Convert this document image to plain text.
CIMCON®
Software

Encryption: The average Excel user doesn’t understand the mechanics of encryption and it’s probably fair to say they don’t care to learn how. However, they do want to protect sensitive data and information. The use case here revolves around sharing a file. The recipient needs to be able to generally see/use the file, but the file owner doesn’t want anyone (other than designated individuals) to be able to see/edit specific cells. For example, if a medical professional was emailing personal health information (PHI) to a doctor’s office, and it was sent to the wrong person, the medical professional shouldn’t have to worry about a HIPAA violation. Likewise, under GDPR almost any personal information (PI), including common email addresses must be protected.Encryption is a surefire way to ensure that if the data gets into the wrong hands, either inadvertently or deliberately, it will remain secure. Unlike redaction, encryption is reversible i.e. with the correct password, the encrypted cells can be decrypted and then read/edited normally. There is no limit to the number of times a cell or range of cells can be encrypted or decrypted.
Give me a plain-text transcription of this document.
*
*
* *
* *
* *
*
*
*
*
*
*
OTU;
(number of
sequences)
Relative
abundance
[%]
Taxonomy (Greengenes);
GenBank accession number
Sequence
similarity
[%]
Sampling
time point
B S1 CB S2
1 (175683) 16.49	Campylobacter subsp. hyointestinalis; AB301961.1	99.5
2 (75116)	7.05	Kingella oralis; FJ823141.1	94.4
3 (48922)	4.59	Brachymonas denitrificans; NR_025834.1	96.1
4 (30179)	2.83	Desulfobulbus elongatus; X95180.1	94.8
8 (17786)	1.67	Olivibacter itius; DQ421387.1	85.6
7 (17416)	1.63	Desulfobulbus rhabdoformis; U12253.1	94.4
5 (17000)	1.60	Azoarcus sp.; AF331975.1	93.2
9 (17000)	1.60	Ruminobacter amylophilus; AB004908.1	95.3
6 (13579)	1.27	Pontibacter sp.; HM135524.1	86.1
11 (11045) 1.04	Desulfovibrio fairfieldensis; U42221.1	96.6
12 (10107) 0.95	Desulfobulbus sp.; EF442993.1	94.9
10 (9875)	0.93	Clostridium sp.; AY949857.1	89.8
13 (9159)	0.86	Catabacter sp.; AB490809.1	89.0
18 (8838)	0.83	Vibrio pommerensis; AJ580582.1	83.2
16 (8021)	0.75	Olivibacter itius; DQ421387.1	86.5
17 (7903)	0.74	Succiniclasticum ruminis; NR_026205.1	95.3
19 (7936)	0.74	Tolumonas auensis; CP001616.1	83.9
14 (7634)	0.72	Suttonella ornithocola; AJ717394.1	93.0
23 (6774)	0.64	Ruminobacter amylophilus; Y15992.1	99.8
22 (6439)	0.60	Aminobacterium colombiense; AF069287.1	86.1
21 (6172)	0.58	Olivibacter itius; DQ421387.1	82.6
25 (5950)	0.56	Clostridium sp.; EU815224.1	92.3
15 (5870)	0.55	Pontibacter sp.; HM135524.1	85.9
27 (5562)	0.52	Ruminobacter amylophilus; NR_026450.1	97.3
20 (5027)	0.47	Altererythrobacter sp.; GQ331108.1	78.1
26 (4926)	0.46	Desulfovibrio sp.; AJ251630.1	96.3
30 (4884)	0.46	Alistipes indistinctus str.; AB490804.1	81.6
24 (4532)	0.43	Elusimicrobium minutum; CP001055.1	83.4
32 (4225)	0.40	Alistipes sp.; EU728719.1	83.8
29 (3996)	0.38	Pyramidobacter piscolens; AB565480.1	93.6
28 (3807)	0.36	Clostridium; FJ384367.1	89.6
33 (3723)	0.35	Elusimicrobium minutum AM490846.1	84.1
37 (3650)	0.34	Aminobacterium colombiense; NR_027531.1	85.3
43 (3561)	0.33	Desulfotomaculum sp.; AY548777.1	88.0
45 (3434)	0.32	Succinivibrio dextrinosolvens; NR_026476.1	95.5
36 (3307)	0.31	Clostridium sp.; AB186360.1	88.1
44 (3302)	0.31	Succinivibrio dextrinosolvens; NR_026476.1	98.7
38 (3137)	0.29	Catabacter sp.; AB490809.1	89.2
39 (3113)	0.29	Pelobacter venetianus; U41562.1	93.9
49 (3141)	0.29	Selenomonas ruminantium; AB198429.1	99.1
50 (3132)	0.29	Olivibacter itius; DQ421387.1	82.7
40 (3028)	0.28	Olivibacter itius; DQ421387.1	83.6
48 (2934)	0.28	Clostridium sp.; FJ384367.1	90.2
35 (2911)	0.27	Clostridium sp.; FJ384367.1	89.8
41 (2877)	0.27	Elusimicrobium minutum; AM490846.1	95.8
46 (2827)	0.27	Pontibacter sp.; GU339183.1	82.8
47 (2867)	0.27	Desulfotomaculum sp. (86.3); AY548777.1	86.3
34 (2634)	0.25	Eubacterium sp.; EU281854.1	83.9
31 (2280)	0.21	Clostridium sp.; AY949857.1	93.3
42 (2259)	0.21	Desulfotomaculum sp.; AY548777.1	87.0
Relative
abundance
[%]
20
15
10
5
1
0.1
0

========

### What is expected
Above are the records; copy all of them exactly.

### Exercise answer
Convert this document image to plain text.
CIMCON®
Software

Encryption: The average Excel user doesn’t understand the mechanics of encryption and it’s probably fair to say they don’t care to learn how. However, they do want to protect sensitive data and information. The use case here revolves around sharing a file. The recipient needs to be able to generally see/use the file, but the file owner doesn’t want anyone (other than designated individuals) to be able to see/edit specific cells. For example, if a medical professional was emailing personal health information (PHI) to a doctor’s office, and it was sent to the wrong person, the medical professional shouldn’t have to worry about a HIPAA violation. Likewise, under GDPR almost any personal information (PI), including common email addresses must be protected.Encryption is a surefire way to ensure that if the data gets into the wrong hands, either inadvertently or deliberately, it will remain secure. Unlike redaction, encryption is reversible i.e. with the correct password, the encrypted cells can be decrypted and then read/edited normally. There is no limit to the number of times a cell or range of cells can be encrypted or decrypted.
Give me a plain-text transcription of this document.
*
*
* *
* *
* *
*
*
*
*
*
*
OTU;
(number of
sequences)
Relative
abundance
[%]
Taxonomy (Greengenes);
GenBank accession number
Sequence
similarity
[%]
Sampling
time point
B S1 CB S2
1 (175683) 16.49	Campylobacter subsp. hyointestinalis; AB301961.1	99.5
2 (75116)	7.05	Kingella oralis; FJ823141.1	94.4
3 (48922)	4.59	Brachymonas denitrificans; NR_025834.1	96.1
4 (30179)	2.83	Desulfobulbus elongatus; X95180.1	94.8
8 (17786)	1.67	Olivibacter itius; DQ421387.1	85.6
7 (17416)	1.63	Desulfobulbus rhabdoformis; U12253.1	94.4
5 (17000)	1.60	Azoarcus sp.; AF331975.1	93.2
9 (17000)	1.60	Ruminobacter amylophilus; AB004908.1	95.3
6 (13579)	1.27	Pontibacter sp.; HM135524.1	86.1
11 (11045) 1.04	Desulfovibrio fairfieldensis; U42221.1	96.6
12 (10107) 0.95	Desulfobulbus sp.; EF442993.1	94.9
10 (9875)	0.93	Clostridium sp.; AY949857.1	89.8
13 (9159)	0.86	Catabacter sp.; AB490809.1	89.0
18 (8838)	0.83	Vibrio pommerensis; AJ580582.1	83.2
16 (8021)	0.75	Olivibacter itius; DQ421387.1	86.5
17 (7903)	0.74	Succiniclasticum ruminis; NR_026205.1	95.3
19 (7936)	0.74	Tolumonas auensis; CP001616.1	83.9
14 (7634)	0.72	Suttonella ornithocola; AJ717394.1	93.0
23 (6774)	0.64	Ruminobacter amylophilus; Y15992.1	99.8
22 (6439)	0.60	Aminobacterium colombiense; AF069287.1	86.1
21 (6172)	0.58	Olivibacter itius; DQ421387.1	82.6
25 (5950)	0.56	Clostridium sp.; EU815224.1	92.3
15 (5870)	0.55	Pontibacter sp.; HM135524.1	85.9
27 (5562)	0.52	Ruminobacter amylophilus; NR_026450.1	97.3
20 (5027)	0.47	Altererythrobacter sp.; GQ331108.1	78.1
26 (4926)	0.46	Desulfovibrio sp.; AJ251630.1	96.3
30 (4884)	0.46	Alistipes indistinctus str.; AB490804.1	81.6
24 (4532)	0.43	Elusimicrobium minutum; CP001055.1	83.4
32 (4225)	0.40	Alistipes sp.; EU728719.1	83.8
29 (3996)	0.38	Pyramidobacter piscolens; AB565480.1	93.6
28 (3807)	0.36	Clostridium; FJ384367.1	89.6
33 (3723)	0.35	Elusimicrobium minutum AM490846.1	84.1
37 (3650)	0.34	Aminobacterium colombiense; NR_027531.1	85.3
43 (3561)	0.33	Desulfotomaculum sp.; AY548777.1	88.0
45 (3434)	0.32	Succinivibrio dextrinosolvens; NR_026476.1	95.5
36 (3307)	0.31	Clostridium sp.; AB186360.1	88.1
44 (3302)	0.31	Succinivibrio dextrinosolvens; NR_026476.1	98.7
38 (3137)	0.29	Catabacter sp.; AB490809.1	89.2
39 (3113)	0.29	Pelobacter venetianus; U41562.1	93.9
49 (3141)	0.29	Selenomonas ruminantium; AB198429.1	99.1
50 (3132)	0.29	Olivibacter itius; DQ421387.1	82.7
40 (3028)	0.28	Olivibacter itius; DQ421387.1	83.6
48 (2934)	0.28	Clostridium sp.; FJ384367.1	90.2
35 (2911)	0.27	Clostridium sp.; FJ384367.1	89.8
41 (2877)	0.27	Elusimicrobium minutum; AM490846.1	95.8
46 (2827)	0.27	Pontibacter sp.; GU339183.1	82.8
47 (2867)	0.27	Desulfotomaculum sp. (86.3); AY548777.1	86.3
34 (2634)	0.25	Eubacterium sp.; EU281854.1	83.9
31 (2280)	0.21	Clostridium sp.; AY949857.1	93.3
42 (2259)	0.21	Desulfotomaculum sp.; AY548777.1	87.0
Relative
abundance
[%]
20
15
10
5
1
0.1
0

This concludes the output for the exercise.